§ **Input**
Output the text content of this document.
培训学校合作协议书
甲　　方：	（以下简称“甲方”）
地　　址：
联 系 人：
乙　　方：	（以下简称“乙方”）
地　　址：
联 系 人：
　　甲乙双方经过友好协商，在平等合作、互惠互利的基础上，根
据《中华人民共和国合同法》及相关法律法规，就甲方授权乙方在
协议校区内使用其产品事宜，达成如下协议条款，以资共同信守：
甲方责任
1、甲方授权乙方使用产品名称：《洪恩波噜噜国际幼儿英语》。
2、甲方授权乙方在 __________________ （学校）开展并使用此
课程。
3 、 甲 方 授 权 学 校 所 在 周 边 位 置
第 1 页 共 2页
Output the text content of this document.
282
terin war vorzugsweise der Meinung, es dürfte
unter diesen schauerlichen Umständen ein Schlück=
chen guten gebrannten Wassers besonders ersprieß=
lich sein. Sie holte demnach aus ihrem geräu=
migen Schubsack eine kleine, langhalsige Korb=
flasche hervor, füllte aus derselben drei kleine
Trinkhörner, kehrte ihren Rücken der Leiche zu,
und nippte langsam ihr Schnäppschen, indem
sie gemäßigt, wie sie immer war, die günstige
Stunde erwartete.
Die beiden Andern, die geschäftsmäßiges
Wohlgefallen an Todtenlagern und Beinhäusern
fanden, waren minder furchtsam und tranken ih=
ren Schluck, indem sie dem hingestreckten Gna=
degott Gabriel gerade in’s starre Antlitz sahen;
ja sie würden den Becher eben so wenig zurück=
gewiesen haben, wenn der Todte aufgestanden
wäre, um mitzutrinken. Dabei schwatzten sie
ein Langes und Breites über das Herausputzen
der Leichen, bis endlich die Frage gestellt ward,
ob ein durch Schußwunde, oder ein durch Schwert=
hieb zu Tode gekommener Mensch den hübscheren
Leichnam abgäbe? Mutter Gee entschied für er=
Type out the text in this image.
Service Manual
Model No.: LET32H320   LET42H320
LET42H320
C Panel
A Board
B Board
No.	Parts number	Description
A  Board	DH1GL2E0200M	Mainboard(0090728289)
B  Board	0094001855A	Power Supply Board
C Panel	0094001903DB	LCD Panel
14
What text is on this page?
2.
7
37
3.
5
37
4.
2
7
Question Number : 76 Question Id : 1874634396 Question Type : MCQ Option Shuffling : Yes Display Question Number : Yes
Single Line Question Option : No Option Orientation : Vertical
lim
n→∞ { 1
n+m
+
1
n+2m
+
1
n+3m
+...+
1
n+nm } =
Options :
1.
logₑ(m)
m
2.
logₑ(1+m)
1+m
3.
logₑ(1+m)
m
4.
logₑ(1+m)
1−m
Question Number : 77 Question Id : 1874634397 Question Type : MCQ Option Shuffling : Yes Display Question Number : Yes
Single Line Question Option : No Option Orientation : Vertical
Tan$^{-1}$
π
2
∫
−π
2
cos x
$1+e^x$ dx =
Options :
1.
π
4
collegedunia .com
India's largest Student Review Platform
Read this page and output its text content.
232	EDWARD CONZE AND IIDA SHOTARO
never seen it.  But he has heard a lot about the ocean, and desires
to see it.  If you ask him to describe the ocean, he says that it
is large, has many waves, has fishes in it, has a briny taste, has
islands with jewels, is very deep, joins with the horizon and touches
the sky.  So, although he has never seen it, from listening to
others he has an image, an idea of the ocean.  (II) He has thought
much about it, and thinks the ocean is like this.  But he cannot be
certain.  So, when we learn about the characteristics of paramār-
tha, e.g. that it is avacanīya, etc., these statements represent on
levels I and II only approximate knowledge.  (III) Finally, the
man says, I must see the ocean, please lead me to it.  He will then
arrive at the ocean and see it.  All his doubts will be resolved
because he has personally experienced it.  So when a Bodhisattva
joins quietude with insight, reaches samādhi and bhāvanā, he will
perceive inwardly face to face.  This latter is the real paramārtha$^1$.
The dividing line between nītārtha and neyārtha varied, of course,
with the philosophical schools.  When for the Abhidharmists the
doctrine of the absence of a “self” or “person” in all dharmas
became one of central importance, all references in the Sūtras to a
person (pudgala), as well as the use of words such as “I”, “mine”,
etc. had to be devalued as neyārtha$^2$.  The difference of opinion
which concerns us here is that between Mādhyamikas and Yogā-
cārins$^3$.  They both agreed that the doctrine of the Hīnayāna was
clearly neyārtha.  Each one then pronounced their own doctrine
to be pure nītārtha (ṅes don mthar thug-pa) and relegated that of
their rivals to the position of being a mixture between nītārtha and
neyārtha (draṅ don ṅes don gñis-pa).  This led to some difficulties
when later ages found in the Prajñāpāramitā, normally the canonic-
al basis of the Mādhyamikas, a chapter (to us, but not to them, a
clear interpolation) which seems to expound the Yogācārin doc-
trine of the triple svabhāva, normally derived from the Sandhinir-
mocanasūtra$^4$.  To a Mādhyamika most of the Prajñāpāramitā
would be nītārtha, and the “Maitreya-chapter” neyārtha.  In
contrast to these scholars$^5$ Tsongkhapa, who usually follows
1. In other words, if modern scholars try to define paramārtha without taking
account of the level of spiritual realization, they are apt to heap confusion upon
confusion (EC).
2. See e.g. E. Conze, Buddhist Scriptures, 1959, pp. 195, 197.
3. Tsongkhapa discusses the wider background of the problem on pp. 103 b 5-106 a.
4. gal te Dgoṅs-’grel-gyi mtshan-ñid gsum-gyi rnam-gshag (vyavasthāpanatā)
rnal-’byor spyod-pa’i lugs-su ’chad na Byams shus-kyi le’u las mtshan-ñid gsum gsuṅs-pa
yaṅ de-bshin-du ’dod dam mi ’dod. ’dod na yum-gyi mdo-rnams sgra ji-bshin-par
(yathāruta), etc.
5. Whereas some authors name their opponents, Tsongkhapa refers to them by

§ **To be done**
Generate an exact reproduction of all entries.

§ **Written reply**
Output the text content of this document.
培训学校合作协议书
甲　　方：	（以下简称“甲方”）
地　　址：
联 系 人：
乙　　方：	（以下简称“乙方”）
地　　址：
联 系 人：
　　甲乙双方经过友好协商，在平等合作、互惠互利的基础上，根
据《中华人民共和国合同法》及相关法律法规，就甲方授权乙方在
协议校区内使用其产品事宜，达成如下协议条款，以资共同信守：
甲方责任
1、甲方授权乙方使用产品名称：《洪恩波噜噜国际幼儿英语》。
2、甲方授权乙方在 __________________ （学校）开展并使用此
课程。
3 、 甲 方 授 权 学 校 所 在 周 边 位 置
第 1 页 共 2页
Output the text content of this document.
282
terin war vorzugsweise der Meinung, es dürfte
unter diesen schauerlichen Umständen ein Schlück=
chen guten gebrannten Wassers besonders ersprieß=
lich sein. Sie holte demnach aus ihrem geräu=
migen Schubsack eine kleine, langhalsige Korb=
flasche hervor, füllte aus derselben drei kleine
Trinkhörner, kehrte ihren Rücken der Leiche zu,
und nippte langsam ihr Schnäppschen, indem
sie gemäßigt, wie sie immer war, die günstige
Stunde erwartete.
Die beiden Andern, die geschäftsmäßiges
Wohlgefallen an Todtenlagern und Beinhäusern
fanden, waren minder furchtsam und tranken ih=
ren Schluck, indem sie dem hingestreckten Gna=
degott Gabriel gerade in’s starre Antlitz sahen;
ja sie würden den Becher eben so wenig zurück=
gewiesen haben, wenn der Todte aufgestanden
wäre, um mitzutrinken. Dabei schwatzten sie
ein Langes und Breites über das Herausputzen
der Leichen, bis endlich die Frage gestellt ward,
ob ein durch Schußwunde, oder ein durch Schwert=
hieb zu Tode gekommener Mensch den hübscheren
Leichnam abgäbe? Mutter Gee entschied für er=
Type out the text in this image.
Service Manual
Model No.: LET32H320   LET42H320
LET42H320
C Panel
A Board
B Board
No.	Parts number	Description
A  Board	DH1GL2E0200M	Mainboard(0090728289)
B  Board	0094001855A	Power Supply Board
C Panel	0094001903DB	LCD Panel
14
What text is on this page?
2.
7
37
3.
5
37
4.
2
7
Question Number : 76 Question Id : 1874634396 Question Type : MCQ Option Shuffling : Yes Display Question Number : Yes
Single Line Question Option : No Option Orientation : Vertical
lim
n→∞ { 1
n+m
+
1
n+2m
+
1
n+3m
+...+
1
n+nm } =
Options :
1.
logₑ(m)
m
2.
logₑ(1+m)
1+m
3.
logₑ(1+m)
m
4.
logₑ(1+m)
1−m
Question Number : 77 Question Id : 1874634397 Question Type : MCQ Option Shuffling : Yes Display Question Number : Yes
Single Line Question Option : No Option Orientation : Vertical
Tan$^{-1}$
π
2
∫
−π
2
cos x
$1+e^x$ dx =
Options :
1.
π
4
collegedunia .com
India's largest Student Review Platform
Read this page and output its text content.
232	EDWARD CONZE AND IIDA SHOTARO
never seen it.  But he has heard a lot about the ocean, and desires
to see it.  If you ask him to describe the ocean, he says that it
is large, has many waves, has fishes in it, has a briny taste, has
islands with jewels, is very deep, joins with the horizon and touches
the sky.  So, although he has never seen it, from listening to
others he has an image, an idea of the ocean.  (II) He has thought
much about it, and thinks the ocean is like this.  But he cannot be
certain.  So, when we learn about the characteristics of paramār-
tha, e.g. that it is avacanīya, etc., these statements represent on
levels I and II only approximate knowledge.  (III) Finally, the
man says, I must see the ocean, please lead me to it.  He will then
arrive at the ocean and see it.  All his doubts will be resolved
because he has personally experienced it.  So when a Bodhisattva
joins quietude with insight, reaches samādhi and bhāvanā, he will
perceive inwardly face to face.  This latter is the real paramārtha$^1$.
The dividing line between nītārtha and neyārtha varied, of course,
with the philosophical schools.  When for the Abhidharmists the
doctrine of the absence of a “self” or “person” in all dharmas
became one of central importance, all references in the Sūtras to a
person (pudgala), as well as the use of words such as “I”, “mine”,
etc. had to be devalued as neyārtha$^2$.  The difference of opinion
which concerns us here is that between Mādhyamikas and Yogā-
cārins$^3$.  They both agreed that the doctrine of the Hīnayāna was
clearly neyārtha.  Each one then pronounced their own doctrine
to be pure nītārtha (ṅes don mthar thug-pa) and relegated that of
their rivals to the position of being a mixture between nītārtha and
neyārtha (draṅ don ṅes don gñis-pa).  This led to some difficulties
when later ages found in the Prajñāpāramitā, normally the canonic-
al basis of the Mādhyamikas, a chapter (to us, but not to them, a
clear interpolation) which seems to expound the Yogācārin doc-
trine of the triple svabhāva, normally derived from the Sandhinir-
mocanasūtra$^4$.  To a Mādhyamika most of the Prajñāpāramitā
would be nītārtha, and the “Maitreya-chapter” neyārtha.  In
contrast to these scholars$^5$ Tsongkhapa, who usually follows
1. In other words, if modern scholars try to define paramārtha without taking
account of the level of spiritual realization, they are apt to heap confusion upon
confusion (EC).
2. See e.g. E. Conze, Buddhist Scriptures, 1959, pp. 195, 197.
3. Tsongkhapa discusses the wider background of the problem on pp. 103 b 5-106 a.
4. gal te Dgoṅs-’grel-gyi mtshan-ñid gsum-gyi rnam-gshag (vyavasthāpanatā)
rnal-’byor spyod-pa’i lugs-su ’chad na Byams shus-kyi le’u las mtshan-ñid gsum gsuṅs-pa
yaṅ de-bshin-du ’dod dam mi ’dod. ’dod na yum-gyi mdo-rnams sgra ji-bshin-par
(yathāruta), etc.
5. Whereas some authors name their opponents, Tsongkhapa refers to them by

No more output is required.